++++ Input records
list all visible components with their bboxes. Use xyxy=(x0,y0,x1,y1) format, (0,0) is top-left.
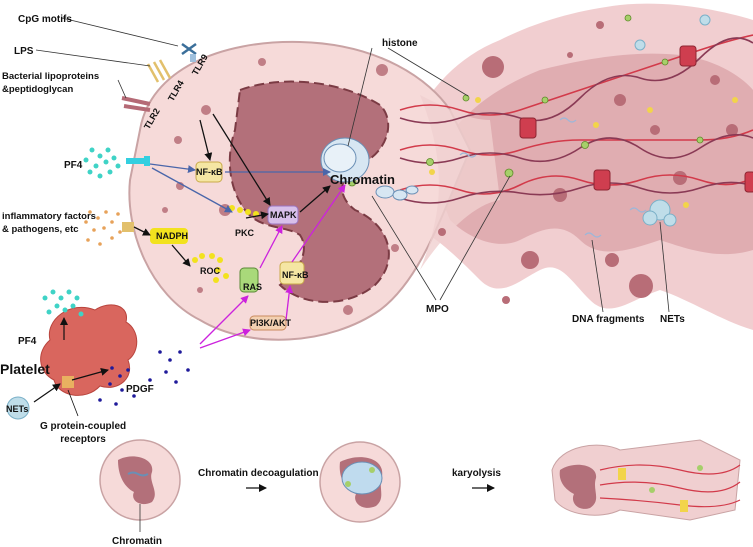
dna-fragments xyxy=(459,117,647,238)
label-karyolysis: karyolysis xyxy=(452,468,501,479)
stage-cell-3 xyxy=(551,439,741,521)
label-nets-small: NETs xyxy=(6,404,29,414)
nadph-box xyxy=(150,228,188,244)
net-granules xyxy=(438,21,738,304)
roc-dots xyxy=(192,253,229,283)
stage-cell-1 xyxy=(99,439,181,532)
inflammatory-dots xyxy=(84,210,122,246)
label-pdgf: PDGF xyxy=(126,384,154,395)
label-cpg-motifs: CpG motifs xyxy=(18,14,72,25)
pdgf-dots xyxy=(98,350,190,406)
histone-dots xyxy=(429,97,738,208)
stage-cell-2 xyxy=(319,441,401,523)
label-stage-chromatin: Chromatin xyxy=(112,536,162,547)
tlr2-icon xyxy=(121,96,151,112)
pi3k-barrel xyxy=(249,315,287,331)
histone-barrels xyxy=(519,45,753,193)
label-platelet: Platelet xyxy=(0,361,50,377)
pf4-receptor xyxy=(126,156,150,166)
inflammatory-receptor xyxy=(122,222,134,232)
label-pf4-platelet: PF4 xyxy=(18,336,37,347)
pathway-arrows xyxy=(133,113,346,349)
platelet-arrows xyxy=(33,317,109,417)
label-pi3k-akt: PI3K/AKT xyxy=(250,318,292,328)
label-nfkb-mid: NF-κB xyxy=(282,270,309,280)
label-pf4-top: PF4 xyxy=(64,160,83,171)
label-nadph: NADPH xyxy=(156,231,189,241)
chromatin-coil xyxy=(320,137,419,201)
nets-clump-icon xyxy=(634,14,711,227)
nets-cloud xyxy=(400,3,753,330)
label-ras: RAS xyxy=(243,282,263,292)
label-bacterial-lipoproteins: Bacterial lipoproteins &peptidoglycan xyxy=(2,71,100,95)
label-mpo: MPO xyxy=(426,304,449,315)
label-roc: ROC xyxy=(200,266,220,276)
label-lps: LPS xyxy=(14,46,34,57)
label-nets: NETs xyxy=(660,314,685,325)
nfkb-top-barrel xyxy=(195,161,223,183)
tlr9-icon xyxy=(181,42,197,62)
ras-barrel xyxy=(239,267,259,293)
tlr4-icon xyxy=(146,59,172,83)
leader-lines xyxy=(35,17,670,313)
label-histone: histone xyxy=(382,38,418,49)
pf4-dots-platelet xyxy=(42,289,84,317)
nets-small-icon xyxy=(6,396,30,420)
label-chromatin-main: Chromatin xyxy=(330,172,395,187)
label-dna-fragments: DNA fragments xyxy=(572,314,645,325)
pf4-dots-top xyxy=(83,147,121,179)
label-pkc: PKC xyxy=(235,228,255,238)
label-inflammatory-factors: inflammatory factors & pathogens, etc xyxy=(2,211,96,235)
platelet xyxy=(40,304,138,396)
nucleus xyxy=(228,80,390,303)
label-chromatin-decoagulation: Chromatin decoagulation xyxy=(198,468,319,479)
label-mapk: MAPK xyxy=(270,210,297,220)
label-nfkb-top: NF-κB xyxy=(196,167,223,177)
label-gpcr: G protein-coupled receptors xyxy=(40,421,127,445)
++++++++
◆ Work request: Check each line of the entries above, and show every one holding the word "fragments".

◆ Answer box:
dna-fragments xyxy=(459,117,647,238)
label-dna-fragments: DNA fragments xyxy=(572,314,645,325)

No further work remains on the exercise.